(Stored data entries)
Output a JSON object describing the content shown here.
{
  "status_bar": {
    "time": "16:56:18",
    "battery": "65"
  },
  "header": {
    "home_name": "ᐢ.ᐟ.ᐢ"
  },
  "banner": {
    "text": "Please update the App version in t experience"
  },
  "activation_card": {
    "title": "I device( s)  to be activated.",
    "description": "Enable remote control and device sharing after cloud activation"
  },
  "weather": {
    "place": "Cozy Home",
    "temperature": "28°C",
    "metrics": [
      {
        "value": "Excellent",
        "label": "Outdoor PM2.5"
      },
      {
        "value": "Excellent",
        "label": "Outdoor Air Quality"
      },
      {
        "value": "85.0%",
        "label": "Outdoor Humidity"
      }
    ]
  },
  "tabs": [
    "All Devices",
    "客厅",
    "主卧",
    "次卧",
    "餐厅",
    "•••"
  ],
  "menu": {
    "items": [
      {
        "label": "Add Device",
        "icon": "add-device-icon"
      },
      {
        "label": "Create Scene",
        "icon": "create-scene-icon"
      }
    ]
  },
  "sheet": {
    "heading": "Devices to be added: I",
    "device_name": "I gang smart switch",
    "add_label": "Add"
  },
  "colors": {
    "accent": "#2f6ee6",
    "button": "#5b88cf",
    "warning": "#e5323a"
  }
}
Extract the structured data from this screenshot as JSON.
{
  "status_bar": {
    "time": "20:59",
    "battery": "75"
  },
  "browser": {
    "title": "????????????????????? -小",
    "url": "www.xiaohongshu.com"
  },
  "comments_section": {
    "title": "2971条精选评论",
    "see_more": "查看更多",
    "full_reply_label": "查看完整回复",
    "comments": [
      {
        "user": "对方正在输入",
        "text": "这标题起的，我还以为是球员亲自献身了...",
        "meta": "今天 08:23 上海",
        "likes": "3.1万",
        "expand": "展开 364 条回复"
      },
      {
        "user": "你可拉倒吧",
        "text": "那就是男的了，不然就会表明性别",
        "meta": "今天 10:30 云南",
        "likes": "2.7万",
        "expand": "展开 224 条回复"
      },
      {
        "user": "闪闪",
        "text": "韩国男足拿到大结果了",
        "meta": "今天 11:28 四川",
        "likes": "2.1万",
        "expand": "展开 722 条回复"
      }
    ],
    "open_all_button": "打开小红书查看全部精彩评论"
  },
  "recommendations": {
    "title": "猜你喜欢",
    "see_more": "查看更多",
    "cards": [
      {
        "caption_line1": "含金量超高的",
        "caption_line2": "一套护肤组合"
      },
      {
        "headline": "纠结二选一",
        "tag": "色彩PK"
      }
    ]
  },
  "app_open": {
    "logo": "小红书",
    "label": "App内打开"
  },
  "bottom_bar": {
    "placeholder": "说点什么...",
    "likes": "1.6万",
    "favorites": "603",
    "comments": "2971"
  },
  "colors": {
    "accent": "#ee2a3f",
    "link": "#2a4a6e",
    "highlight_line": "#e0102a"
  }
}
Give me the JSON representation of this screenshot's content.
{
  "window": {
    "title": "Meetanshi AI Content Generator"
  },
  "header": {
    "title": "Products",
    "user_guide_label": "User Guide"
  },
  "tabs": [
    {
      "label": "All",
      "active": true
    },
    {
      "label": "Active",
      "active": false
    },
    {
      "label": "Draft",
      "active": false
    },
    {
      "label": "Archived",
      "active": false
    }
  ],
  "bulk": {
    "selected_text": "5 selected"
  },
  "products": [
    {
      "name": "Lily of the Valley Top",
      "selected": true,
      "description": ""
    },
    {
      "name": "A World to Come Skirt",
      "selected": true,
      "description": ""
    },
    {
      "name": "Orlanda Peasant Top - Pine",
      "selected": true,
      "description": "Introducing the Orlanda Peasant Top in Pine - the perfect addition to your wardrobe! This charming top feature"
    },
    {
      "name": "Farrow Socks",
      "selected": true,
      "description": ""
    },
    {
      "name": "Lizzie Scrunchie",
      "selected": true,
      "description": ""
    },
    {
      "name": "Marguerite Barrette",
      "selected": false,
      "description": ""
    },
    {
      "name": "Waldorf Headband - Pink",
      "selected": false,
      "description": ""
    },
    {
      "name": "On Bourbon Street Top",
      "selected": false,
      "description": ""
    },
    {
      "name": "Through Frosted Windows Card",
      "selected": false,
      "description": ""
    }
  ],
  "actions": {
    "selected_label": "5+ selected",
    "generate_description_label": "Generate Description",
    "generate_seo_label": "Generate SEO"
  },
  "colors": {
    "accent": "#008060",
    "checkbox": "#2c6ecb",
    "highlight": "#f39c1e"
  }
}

## Exercise objective
Take the line that contains "Give me the" and every line after it through the end of the listing above, and repeat them exactly.

## Final result
Give me the JSON representation of this screenshot's content.
{
  "window": {
    "title": "Meetanshi AI Content Generator"
  },
  "header": {
    "title": "Products",
    "user_guide_label": "User Guide"
  },
  "tabs": [
    {
      "label": "All",
      "active": true
    },
    {
      "label": "Active",
      "active": false
    },
    {
      "label": "Draft",
      "active": false
    },
    {
      "label": "Archived",
      "active": false
    }
  ],
  "bulk": {
    "selected_text": "5 selected"
  },
  "products": [
    {
      "name": "Lily of the Valley Top",
      "selected": true,
      "description": ""
    },
    {
      "name": "A World to Come Skirt",
      "selected": true,
      "description": ""
    },
    {
      "name": "Orlanda Peasant Top - Pine",
      "selected": true,
      "description": "Introducing the Orlanda Peasant Top in Pine - the perfect addition to your wardrobe! This charming top feature"
    },
    {
      "name": "Farrow Socks",
      "selected": true,
      "description": ""
    },
    {
      "name": "Lizzie Scrunchie",
      "selected": true,
      "description": ""
    },
    {
      "name": "Marguerite Barrette",
      "selected": false,
      "description": ""
    },
    {
      "name": "Waldorf Headband - Pink",
      "selected": false,
      "description": ""
    },
    {
      "name": "On Bourbon Street Top",
      "selected": false,
      "description": ""
    },
    {
      "name": "Through Frosted Windows Card",
      "selected": false,
      "description": ""
    }
  ],
  "actions": {
    "selected_label": "5+ selected",
    "generate_description_label": "Generate Description",
    "generate_seo_label": "Generate SEO"
  },
  "colors": {
    "accent": "#008060",
    "checkbox": "#2c6ecb",
    "highlight": "#f39c1e"
  }
}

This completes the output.